**Given instruction**: Determine how many lines carry the word "type". Output that number only.

╭─ Information given

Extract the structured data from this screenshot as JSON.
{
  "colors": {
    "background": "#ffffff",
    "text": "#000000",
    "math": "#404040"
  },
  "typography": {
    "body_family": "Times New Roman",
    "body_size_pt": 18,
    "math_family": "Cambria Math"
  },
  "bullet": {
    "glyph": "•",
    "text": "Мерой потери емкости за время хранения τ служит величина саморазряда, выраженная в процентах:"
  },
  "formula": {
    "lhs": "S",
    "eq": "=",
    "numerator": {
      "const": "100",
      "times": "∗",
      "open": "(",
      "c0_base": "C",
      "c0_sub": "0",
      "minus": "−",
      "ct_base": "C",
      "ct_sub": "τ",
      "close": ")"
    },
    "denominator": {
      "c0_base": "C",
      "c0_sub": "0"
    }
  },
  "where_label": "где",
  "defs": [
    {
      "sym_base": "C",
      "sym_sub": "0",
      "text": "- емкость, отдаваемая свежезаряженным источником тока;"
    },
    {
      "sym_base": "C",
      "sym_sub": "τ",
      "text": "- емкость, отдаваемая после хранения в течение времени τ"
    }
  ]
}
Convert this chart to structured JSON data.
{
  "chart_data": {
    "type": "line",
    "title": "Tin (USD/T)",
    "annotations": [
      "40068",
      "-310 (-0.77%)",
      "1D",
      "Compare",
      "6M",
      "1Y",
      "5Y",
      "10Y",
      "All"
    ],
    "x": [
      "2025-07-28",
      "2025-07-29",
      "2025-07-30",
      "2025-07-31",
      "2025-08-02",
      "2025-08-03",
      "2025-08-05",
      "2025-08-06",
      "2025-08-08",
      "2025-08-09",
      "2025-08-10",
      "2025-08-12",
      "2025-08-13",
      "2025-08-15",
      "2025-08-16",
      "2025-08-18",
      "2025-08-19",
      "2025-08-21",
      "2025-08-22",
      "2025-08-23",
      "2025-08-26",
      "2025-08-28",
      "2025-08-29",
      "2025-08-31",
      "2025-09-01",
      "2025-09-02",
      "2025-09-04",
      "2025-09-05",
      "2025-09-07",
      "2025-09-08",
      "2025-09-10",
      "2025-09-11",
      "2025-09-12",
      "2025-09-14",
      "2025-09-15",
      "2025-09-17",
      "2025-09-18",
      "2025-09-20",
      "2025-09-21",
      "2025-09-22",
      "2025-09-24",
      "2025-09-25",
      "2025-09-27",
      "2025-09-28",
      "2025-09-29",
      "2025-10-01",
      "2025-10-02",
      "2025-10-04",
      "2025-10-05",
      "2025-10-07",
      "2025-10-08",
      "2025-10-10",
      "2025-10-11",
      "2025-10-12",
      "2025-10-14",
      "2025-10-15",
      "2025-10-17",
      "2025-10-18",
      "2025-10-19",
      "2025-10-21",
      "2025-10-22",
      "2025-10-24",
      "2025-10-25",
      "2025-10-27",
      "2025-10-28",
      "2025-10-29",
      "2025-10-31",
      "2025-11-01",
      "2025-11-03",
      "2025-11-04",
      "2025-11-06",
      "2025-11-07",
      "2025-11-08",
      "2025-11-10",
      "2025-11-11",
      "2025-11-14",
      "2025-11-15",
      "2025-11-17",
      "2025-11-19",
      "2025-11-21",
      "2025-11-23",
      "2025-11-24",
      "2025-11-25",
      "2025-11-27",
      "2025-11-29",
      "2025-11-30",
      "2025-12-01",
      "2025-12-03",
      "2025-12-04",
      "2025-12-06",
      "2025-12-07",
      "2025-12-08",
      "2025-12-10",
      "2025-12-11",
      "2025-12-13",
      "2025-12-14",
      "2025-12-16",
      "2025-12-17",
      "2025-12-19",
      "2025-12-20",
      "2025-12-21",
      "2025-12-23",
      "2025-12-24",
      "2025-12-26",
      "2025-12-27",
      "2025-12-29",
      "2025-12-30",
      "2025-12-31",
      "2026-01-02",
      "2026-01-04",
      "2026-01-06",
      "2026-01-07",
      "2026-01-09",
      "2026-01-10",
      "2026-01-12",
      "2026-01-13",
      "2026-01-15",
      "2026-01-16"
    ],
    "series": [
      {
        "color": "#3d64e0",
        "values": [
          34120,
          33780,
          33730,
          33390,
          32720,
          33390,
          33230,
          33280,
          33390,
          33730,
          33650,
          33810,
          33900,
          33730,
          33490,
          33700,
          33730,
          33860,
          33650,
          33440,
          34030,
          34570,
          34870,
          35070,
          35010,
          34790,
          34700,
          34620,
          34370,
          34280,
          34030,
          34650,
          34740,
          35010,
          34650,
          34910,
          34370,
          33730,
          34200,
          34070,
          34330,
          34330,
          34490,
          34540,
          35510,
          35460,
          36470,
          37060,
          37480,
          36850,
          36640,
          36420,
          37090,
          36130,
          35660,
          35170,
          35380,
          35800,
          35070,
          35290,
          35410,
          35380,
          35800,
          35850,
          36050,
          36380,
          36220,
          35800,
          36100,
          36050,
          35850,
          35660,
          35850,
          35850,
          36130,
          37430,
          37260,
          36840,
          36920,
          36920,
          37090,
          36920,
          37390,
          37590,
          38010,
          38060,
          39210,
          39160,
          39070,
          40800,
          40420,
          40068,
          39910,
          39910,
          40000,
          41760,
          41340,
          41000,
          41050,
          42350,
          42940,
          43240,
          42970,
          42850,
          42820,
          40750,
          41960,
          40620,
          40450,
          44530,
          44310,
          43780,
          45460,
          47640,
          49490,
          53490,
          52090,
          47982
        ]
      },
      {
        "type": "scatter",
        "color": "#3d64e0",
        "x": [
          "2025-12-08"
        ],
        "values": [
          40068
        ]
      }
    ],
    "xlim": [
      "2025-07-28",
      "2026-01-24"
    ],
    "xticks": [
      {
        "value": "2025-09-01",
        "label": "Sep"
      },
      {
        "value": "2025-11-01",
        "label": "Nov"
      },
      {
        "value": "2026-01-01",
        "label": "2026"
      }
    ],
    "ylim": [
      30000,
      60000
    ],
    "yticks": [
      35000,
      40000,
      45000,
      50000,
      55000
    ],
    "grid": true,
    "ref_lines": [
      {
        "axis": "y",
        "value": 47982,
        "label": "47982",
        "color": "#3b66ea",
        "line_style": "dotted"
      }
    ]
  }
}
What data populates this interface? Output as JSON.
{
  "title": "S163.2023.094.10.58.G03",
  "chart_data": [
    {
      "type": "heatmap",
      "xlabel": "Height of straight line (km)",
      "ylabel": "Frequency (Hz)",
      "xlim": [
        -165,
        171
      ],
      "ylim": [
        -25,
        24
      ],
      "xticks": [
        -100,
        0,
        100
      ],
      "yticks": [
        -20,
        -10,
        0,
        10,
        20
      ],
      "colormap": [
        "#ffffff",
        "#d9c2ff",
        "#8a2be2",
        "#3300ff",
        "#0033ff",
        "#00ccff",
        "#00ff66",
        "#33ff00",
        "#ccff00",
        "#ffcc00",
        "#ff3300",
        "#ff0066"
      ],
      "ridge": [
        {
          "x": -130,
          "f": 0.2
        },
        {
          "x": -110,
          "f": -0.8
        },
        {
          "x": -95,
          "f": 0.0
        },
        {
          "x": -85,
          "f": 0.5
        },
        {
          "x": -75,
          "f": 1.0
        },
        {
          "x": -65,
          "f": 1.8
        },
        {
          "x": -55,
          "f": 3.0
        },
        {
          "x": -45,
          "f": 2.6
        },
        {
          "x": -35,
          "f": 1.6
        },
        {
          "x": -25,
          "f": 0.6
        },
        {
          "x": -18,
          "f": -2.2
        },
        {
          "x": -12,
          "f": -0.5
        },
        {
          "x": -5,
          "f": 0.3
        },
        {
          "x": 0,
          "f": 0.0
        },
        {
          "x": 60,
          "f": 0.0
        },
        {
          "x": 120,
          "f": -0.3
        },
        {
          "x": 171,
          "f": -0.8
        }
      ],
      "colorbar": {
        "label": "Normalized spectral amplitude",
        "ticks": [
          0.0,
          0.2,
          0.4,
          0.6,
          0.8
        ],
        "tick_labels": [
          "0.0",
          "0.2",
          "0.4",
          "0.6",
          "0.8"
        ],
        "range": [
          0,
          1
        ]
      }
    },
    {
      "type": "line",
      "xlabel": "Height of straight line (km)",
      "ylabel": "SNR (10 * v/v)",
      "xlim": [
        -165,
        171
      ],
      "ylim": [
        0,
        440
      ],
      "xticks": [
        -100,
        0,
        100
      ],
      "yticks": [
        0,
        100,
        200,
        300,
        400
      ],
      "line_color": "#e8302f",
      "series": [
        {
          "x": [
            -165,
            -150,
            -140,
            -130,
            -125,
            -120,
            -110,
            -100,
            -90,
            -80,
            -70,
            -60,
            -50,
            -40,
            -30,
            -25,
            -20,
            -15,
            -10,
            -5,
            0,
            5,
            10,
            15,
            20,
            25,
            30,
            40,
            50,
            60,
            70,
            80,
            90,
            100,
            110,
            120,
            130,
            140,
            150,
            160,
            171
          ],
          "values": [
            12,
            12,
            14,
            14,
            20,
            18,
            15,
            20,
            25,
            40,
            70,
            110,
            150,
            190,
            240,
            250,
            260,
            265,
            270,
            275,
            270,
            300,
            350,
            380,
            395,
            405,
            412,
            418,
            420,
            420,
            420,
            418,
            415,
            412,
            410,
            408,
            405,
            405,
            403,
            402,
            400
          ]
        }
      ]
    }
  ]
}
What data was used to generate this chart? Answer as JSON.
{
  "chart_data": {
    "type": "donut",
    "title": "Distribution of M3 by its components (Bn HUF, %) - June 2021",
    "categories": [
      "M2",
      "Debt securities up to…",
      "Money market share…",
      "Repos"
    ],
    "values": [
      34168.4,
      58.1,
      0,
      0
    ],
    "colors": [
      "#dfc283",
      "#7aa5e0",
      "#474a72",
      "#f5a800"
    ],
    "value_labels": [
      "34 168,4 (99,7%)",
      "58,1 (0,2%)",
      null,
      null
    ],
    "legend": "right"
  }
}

╰─

**Answer to this problem**: 5